# Given task:
Keep only the lines of the listing that include the word "Start", and copy them.

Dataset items
_ _ _ _
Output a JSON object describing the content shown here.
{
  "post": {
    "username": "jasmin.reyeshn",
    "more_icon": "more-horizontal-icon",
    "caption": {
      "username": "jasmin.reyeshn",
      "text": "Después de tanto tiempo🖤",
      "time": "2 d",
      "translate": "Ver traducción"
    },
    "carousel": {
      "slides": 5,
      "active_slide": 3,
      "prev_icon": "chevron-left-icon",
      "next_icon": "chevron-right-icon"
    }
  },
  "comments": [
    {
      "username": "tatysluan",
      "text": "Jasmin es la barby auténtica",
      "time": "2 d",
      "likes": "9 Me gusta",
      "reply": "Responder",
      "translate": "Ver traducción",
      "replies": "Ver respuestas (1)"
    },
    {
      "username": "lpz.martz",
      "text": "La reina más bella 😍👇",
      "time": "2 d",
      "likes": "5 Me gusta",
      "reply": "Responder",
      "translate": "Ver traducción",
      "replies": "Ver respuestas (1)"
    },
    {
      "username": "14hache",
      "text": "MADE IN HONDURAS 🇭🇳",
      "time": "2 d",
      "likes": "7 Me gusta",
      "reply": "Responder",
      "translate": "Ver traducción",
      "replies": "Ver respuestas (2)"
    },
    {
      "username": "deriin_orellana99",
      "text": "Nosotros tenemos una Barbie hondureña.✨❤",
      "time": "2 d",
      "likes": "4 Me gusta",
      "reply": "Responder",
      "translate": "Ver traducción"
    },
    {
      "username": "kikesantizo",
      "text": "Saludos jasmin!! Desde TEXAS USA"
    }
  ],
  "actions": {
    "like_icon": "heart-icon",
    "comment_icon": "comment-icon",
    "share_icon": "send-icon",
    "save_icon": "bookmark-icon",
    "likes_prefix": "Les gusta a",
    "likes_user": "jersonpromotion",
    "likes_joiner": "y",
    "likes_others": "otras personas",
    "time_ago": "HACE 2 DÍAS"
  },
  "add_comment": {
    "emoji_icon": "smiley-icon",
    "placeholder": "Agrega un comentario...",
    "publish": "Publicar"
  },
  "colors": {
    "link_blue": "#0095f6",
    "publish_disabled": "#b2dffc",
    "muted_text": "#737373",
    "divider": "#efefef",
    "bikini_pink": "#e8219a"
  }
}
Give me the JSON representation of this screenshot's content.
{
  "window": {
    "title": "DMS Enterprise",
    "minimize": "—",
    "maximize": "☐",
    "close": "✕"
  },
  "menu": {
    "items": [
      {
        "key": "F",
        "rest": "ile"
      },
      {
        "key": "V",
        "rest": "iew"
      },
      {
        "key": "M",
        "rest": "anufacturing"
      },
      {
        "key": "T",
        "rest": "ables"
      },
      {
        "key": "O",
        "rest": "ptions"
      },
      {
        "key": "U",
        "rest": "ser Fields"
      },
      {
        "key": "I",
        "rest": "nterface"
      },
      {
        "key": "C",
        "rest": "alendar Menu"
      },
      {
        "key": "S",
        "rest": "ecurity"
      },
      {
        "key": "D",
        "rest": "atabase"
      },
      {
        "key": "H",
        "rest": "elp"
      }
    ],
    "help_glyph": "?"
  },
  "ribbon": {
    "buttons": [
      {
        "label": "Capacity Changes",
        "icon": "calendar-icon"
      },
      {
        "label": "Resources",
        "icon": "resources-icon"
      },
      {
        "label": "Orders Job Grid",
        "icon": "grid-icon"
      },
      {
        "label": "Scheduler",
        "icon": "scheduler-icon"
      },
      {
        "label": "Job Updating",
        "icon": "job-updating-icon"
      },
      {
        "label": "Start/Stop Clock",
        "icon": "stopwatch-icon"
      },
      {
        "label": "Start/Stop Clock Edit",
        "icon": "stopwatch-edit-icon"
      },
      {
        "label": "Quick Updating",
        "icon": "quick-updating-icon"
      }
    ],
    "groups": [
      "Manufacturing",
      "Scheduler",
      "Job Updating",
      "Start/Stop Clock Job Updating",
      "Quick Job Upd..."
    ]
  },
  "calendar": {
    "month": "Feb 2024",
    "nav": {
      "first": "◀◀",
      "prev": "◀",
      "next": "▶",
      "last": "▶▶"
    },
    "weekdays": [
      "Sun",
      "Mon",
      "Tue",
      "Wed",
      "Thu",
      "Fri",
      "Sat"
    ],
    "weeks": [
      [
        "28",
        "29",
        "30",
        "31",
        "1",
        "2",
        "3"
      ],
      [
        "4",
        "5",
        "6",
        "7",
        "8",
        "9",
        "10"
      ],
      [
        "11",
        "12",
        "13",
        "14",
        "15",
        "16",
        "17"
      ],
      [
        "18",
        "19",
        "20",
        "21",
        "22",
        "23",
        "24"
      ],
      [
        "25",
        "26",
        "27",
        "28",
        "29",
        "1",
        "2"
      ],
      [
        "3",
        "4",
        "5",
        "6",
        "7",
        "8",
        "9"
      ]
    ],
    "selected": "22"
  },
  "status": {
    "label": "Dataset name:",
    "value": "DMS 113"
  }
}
_ _ _ _
# Solution to this exercise:
        "label": "Start/Stop Clock",
        "label": "Start/Stop Clock Edit",
      "Start/Stop Clock Job Updating",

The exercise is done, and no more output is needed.